* **THE RECORDS**:
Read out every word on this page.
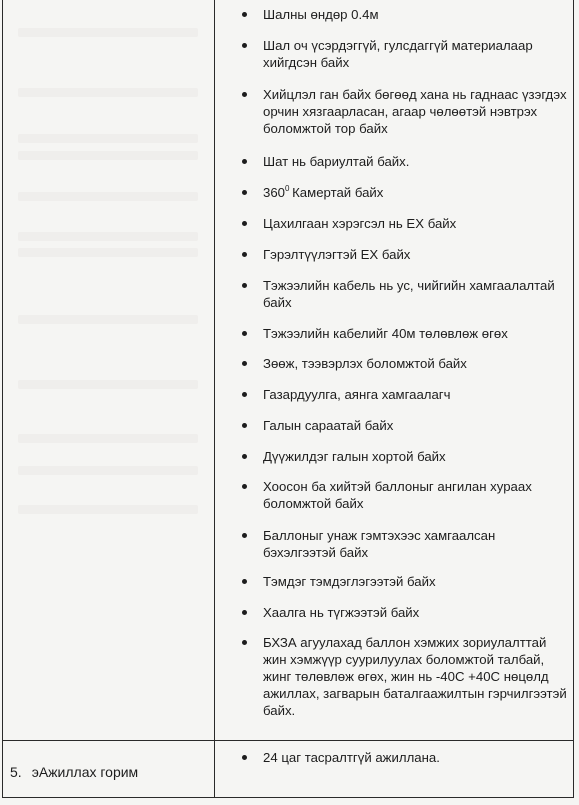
Шалны өндөр 0.4м
Шал оч үсэрдэггүй, гулсдаггүй материалаар хийгдсэн байх
Хийцлэл ган байх бөгөөд хана нь гаднаас үзэгдэх орчин хязгаарласан, агаар чөлөөтэй нэвтрэх боломжтой тор байх
Шат нь бариултай байх.
$360^0$  Камертай байх
Цахилгаан хэрэгсэл нь ЕХ байх
Гэрэлтүүлэгтэй ЕХ байх
Тэжээлийн кабель нь ус, чийгийн хамгаалалтай байх
Тэжээлийн кабелийг 40м төлөвлөж өгөх
Зөөж, тээвэрлэх боломжтой байх
Газардуулга, аянга хамгаалагч
Галын сараатай байх
Дүүжилдэг галын хортой байх
Хоосон ба хийтэй баллоныг ангилан хураах боломжтой байх
Баллоныг унаж гэмтэхээс хамгаалсан бэхэлгээтэй байх
Тэмдэг тэмдэглэгээтэй байх
Хаалга нь түгжээтэй байх
БХЗА агуулахад баллон хэмжих зориулалттай жин хэмжүүр суурилуулах боломжтой талбай, жинг төлөвлөж өгөх, жин нь -40С +40С нөцөлд ажиллах, загварын баталгаажилтын гэрчилгээтэй байх.
24 цаг тасралтгүй ажиллана.
5. эАжиллах горим
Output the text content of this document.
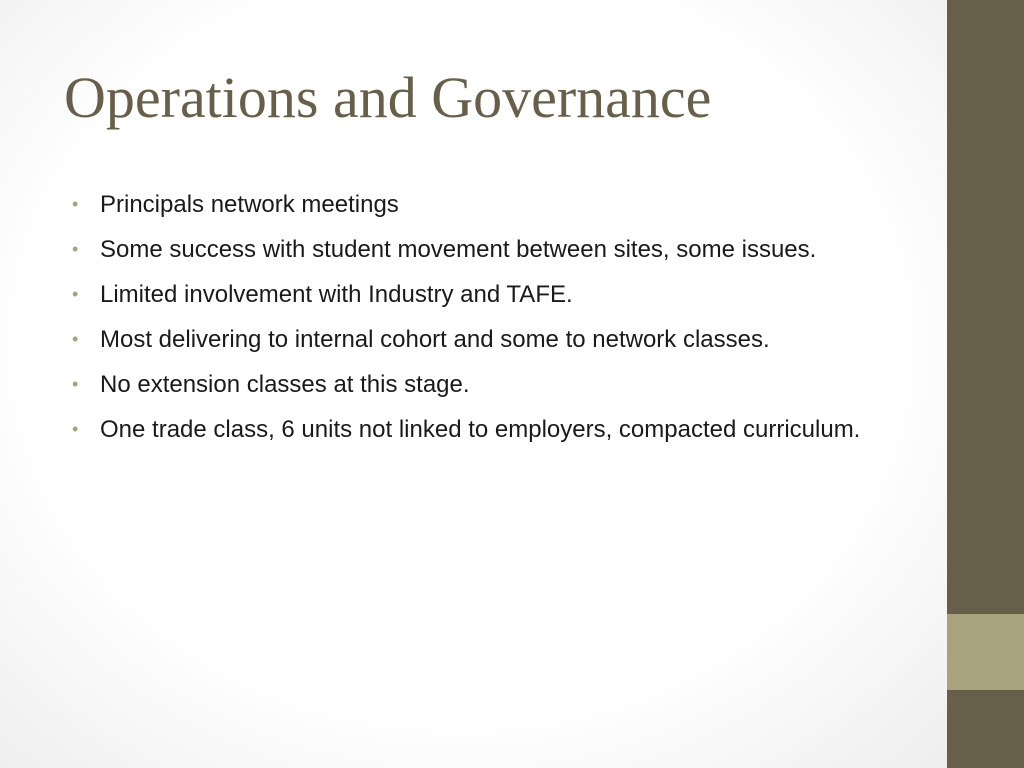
Operations and Governance
• Principals network meetings
• Some success with student movement between sites, some issues.
• Limited involvement with Industry and TAFE.
• Most delivering to internal cohort and some to network classes.
• No extension classes at this stage.
• One trade class, 6 units not linked to employers, compacted curriculum.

* **TO BE DONE**: Each record above should come back exactly the same, only without its pictures.

* **WORKED SOLUTION**:
Read out every word on this page.
Шалны өндөр 0.4м
Шал оч үсэрдэггүй, гулсдаггүй материалаар хийгдсэн байх
Хийцлэл ган байх бөгөөд хана нь гаднаас үзэгдэх орчин хязгаарласан, агаар чөлөөтэй нэвтрэх боломжтой тор байх
Шат нь бариултай байх.
$360^0$  Камертай байх
Цахилгаан хэрэгсэл нь ЕХ байх
Гэрэлтүүлэгтэй ЕХ байх
Тэжээлийн кабель нь ус, чийгийн хамгаалалтай байх
Тэжээлийн кабелийг 40м төлөвлөж өгөх
Зөөж, тээвэрлэх боломжтой байх
Газардуулга, аянга хамгаалагч
Галын сараатай байх
Дүүжилдэг галын хортой байх
Хоосон ба хийтэй баллоныг ангилан хураах боломжтой байх
Баллоныг унаж гэмтэхээс хамгаалсан бэхэлгээтэй байх
Тэмдэг тэмдэглэгээтэй байх
Хаалга нь түгжээтэй байх
БХЗА агуулахад баллон хэмжих зориулалттай жин хэмжүүр суурилуулах боломжтой талбай, жинг төлөвлөж өгөх, жин нь -40С +40С нөцөлд ажиллах, загварын баталгаажилтын гэрчилгээтэй байх.
24 цаг тасралтгүй ажиллана.
5. эАжиллах горим
Output the text content of this document.
Operations and Governance
• Principals network meetings
• Some success with student movement between sites, some issues.
• Limited involvement with Industry and TAFE.
• Most delivering to internal cohort and some to network classes.
• No extension classes at this stage.
• One trade class, 6 units not linked to employers, compacted curriculum.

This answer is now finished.